AIM:
Could you retype the items below, character for character, from their first line through the line that contains "dim-bottom-gap: 20±0.10 bbox=[612, 370, 638, 377]", including both of those lines?

GIVEN DATA:
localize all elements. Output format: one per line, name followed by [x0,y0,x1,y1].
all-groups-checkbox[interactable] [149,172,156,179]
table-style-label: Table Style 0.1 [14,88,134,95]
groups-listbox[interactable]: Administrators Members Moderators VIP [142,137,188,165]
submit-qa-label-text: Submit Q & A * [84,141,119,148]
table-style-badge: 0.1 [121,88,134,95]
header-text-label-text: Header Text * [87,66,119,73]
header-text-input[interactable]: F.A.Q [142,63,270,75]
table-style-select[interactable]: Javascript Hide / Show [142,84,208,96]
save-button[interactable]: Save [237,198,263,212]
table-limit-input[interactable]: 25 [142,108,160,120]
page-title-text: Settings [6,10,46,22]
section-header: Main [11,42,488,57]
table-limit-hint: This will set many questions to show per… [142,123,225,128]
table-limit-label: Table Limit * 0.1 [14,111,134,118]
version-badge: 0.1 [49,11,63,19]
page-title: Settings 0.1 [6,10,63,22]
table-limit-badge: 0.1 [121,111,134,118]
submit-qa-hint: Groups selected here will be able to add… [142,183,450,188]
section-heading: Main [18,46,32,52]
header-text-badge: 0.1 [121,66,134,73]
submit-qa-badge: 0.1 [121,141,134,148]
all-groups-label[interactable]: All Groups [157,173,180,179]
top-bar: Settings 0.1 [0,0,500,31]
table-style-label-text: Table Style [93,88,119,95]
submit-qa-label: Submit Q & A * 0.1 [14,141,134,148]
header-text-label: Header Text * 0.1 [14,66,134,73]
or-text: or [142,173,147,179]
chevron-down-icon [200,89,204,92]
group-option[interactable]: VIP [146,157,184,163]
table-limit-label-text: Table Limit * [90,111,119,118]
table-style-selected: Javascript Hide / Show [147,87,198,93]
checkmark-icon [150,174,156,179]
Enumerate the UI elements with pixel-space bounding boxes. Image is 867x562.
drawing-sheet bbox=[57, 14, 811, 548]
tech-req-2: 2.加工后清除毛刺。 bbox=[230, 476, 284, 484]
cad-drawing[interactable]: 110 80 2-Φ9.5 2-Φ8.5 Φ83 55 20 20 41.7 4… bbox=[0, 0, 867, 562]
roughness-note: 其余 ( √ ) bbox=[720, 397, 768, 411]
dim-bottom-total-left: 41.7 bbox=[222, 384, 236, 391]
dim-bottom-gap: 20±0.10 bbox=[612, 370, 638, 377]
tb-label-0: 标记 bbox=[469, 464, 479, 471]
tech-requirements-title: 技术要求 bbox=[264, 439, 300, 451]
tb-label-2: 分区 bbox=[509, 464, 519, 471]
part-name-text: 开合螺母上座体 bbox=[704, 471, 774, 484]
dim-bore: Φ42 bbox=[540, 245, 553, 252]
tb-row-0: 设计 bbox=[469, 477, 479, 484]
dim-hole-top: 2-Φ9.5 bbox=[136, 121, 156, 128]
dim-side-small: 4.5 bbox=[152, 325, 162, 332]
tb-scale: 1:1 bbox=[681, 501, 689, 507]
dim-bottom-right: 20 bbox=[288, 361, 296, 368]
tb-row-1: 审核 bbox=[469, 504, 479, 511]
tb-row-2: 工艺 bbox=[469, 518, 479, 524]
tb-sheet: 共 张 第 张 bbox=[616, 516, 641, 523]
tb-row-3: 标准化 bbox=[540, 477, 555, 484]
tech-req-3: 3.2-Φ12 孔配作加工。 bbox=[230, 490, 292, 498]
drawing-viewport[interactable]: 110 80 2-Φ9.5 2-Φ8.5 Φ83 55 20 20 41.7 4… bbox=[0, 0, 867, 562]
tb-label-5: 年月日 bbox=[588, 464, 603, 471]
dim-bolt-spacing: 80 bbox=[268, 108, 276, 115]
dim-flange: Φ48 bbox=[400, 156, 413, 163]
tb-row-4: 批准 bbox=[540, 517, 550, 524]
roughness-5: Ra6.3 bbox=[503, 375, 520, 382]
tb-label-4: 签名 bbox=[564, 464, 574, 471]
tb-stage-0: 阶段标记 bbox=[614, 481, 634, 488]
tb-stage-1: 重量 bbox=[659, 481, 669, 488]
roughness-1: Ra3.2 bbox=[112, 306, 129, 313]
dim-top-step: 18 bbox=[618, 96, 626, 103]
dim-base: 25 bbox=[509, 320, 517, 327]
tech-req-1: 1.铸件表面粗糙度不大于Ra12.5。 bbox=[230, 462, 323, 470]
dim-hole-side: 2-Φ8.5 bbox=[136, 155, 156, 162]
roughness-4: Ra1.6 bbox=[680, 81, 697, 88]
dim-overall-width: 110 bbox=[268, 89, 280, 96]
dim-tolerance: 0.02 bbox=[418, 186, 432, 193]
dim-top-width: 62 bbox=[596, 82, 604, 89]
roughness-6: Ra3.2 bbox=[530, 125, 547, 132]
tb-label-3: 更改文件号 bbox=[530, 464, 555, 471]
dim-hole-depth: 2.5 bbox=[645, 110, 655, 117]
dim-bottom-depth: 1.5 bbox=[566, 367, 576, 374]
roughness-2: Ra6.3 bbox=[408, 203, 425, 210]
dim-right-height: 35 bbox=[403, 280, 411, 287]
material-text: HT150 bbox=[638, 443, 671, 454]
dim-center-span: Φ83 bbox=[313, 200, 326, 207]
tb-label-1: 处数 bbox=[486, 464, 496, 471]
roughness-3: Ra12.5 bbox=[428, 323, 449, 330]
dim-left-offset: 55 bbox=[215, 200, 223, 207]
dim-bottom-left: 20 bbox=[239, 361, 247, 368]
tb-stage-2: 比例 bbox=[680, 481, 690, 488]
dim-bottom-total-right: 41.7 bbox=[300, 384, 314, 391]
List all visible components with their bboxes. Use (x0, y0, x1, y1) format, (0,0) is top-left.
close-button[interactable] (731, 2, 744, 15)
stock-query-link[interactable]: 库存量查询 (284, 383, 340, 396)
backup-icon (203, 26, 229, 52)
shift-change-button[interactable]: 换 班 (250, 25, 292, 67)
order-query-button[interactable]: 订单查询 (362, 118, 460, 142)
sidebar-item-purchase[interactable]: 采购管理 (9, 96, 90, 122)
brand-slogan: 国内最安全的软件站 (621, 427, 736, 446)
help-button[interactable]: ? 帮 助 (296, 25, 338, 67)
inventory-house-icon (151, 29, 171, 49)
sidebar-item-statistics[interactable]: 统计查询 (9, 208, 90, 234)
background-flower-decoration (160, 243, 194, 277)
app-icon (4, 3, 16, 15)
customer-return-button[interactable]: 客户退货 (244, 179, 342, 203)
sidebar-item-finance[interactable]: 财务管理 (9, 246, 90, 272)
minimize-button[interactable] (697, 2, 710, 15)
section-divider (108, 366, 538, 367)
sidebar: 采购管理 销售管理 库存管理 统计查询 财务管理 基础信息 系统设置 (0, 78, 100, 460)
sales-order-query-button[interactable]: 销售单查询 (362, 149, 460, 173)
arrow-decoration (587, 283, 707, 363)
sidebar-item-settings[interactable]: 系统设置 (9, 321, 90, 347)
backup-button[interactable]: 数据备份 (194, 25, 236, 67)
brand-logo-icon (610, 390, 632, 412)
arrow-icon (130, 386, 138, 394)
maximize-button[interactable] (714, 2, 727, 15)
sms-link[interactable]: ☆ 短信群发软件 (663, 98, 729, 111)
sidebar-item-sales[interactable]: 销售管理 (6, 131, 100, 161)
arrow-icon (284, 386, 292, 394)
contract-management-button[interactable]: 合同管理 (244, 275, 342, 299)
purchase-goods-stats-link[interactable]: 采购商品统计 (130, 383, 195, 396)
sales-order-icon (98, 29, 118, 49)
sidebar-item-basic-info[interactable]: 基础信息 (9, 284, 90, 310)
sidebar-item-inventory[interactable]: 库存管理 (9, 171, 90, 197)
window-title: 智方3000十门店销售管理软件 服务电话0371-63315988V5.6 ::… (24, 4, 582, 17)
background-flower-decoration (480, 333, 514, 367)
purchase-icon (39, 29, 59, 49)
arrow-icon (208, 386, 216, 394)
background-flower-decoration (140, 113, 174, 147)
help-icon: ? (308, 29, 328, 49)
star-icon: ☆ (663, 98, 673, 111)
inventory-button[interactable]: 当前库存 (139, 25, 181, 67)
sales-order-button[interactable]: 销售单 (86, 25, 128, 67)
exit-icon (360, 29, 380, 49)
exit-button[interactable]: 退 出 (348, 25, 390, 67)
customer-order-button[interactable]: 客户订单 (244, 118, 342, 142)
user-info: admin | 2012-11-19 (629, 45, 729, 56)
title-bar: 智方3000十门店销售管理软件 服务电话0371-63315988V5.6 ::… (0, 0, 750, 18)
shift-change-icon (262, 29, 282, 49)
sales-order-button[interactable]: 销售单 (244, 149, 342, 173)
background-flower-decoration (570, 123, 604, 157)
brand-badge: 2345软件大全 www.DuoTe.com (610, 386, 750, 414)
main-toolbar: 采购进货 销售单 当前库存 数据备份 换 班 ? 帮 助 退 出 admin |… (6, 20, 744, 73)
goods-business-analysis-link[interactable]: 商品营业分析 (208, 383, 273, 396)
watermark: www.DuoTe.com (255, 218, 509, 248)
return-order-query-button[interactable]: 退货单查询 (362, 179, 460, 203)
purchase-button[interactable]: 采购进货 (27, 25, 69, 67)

RESULT FOR THIS TASK:
localize all elements. Output format: one per line, name followed by [x0,y0,x1,y1].
all-groups-checkbox[interactable] [149,172,156,179]
table-style-label: Table Style 0.1 [14,88,134,95]
groups-listbox[interactable]: Administrators Members Moderators VIP [142,137,188,165]
submit-qa-label-text: Submit Q & A * [84,141,119,148]
table-style-badge: 0.1 [121,88,134,95]
header-text-label-text: Header Text * [87,66,119,73]
header-text-input[interactable]: F.A.Q [142,63,270,75]
table-style-select[interactable]: Javascript Hide / Show [142,84,208,96]
save-button[interactable]: Save [237,198,263,212]
table-limit-input[interactable]: 25 [142,108,160,120]
page-title-text: Settings [6,10,46,22]
section-header: Main [11,42,488,57]
table-limit-hint: This will set many questions to show per… [142,123,225,128]
table-limit-label: Table Limit * 0.1 [14,111,134,118]
version-badge: 0.1 [49,11,63,19]
page-title: Settings 0.1 [6,10,63,22]
table-limit-badge: 0.1 [121,111,134,118]
submit-qa-hint: Groups selected here will be able to add… [142,183,450,188]
section-heading: Main [18,46,32,52]
header-text-badge: 0.1 [121,66,134,73]
submit-qa-badge: 0.1 [121,141,134,148]
all-groups-label[interactable]: All Groups [157,173,180,179]
top-bar: Settings 0.1 [0,0,500,31]
table-style-label-text: Table Style [93,88,119,95]
submit-qa-label: Submit Q & A * 0.1 [14,141,134,148]
header-text-label: Header Text * 0.1 [14,66,134,73]
or-text: or [142,173,147,179]
chevron-down-icon [200,89,204,92]
group-option[interactable]: VIP [146,157,184,163]
table-limit-label-text: Table Limit * [90,111,119,118]
table-style-selected: Javascript Hide / Show [147,87,198,93]
checkmark-icon [150,174,156,179]
Enumerate the UI elements with pixel-space bounding boxes. Image is 867x562.
drawing-sheet bbox=[57, 14, 811, 548]
tech-req-2: 2.加工后清除毛刺。 bbox=[230, 476, 284, 484]
cad-drawing[interactable]: 110 80 2-Φ9.5 2-Φ8.5 Φ83 55 20 20 41.7 4… bbox=[0, 0, 867, 562]
roughness-note: 其余 ( √ ) bbox=[720, 397, 768, 411]
dim-bottom-total-left: 41.7 bbox=[222, 384, 236, 391]
dim-bottom-gap: 20±0.10 bbox=[612, 370, 638, 377]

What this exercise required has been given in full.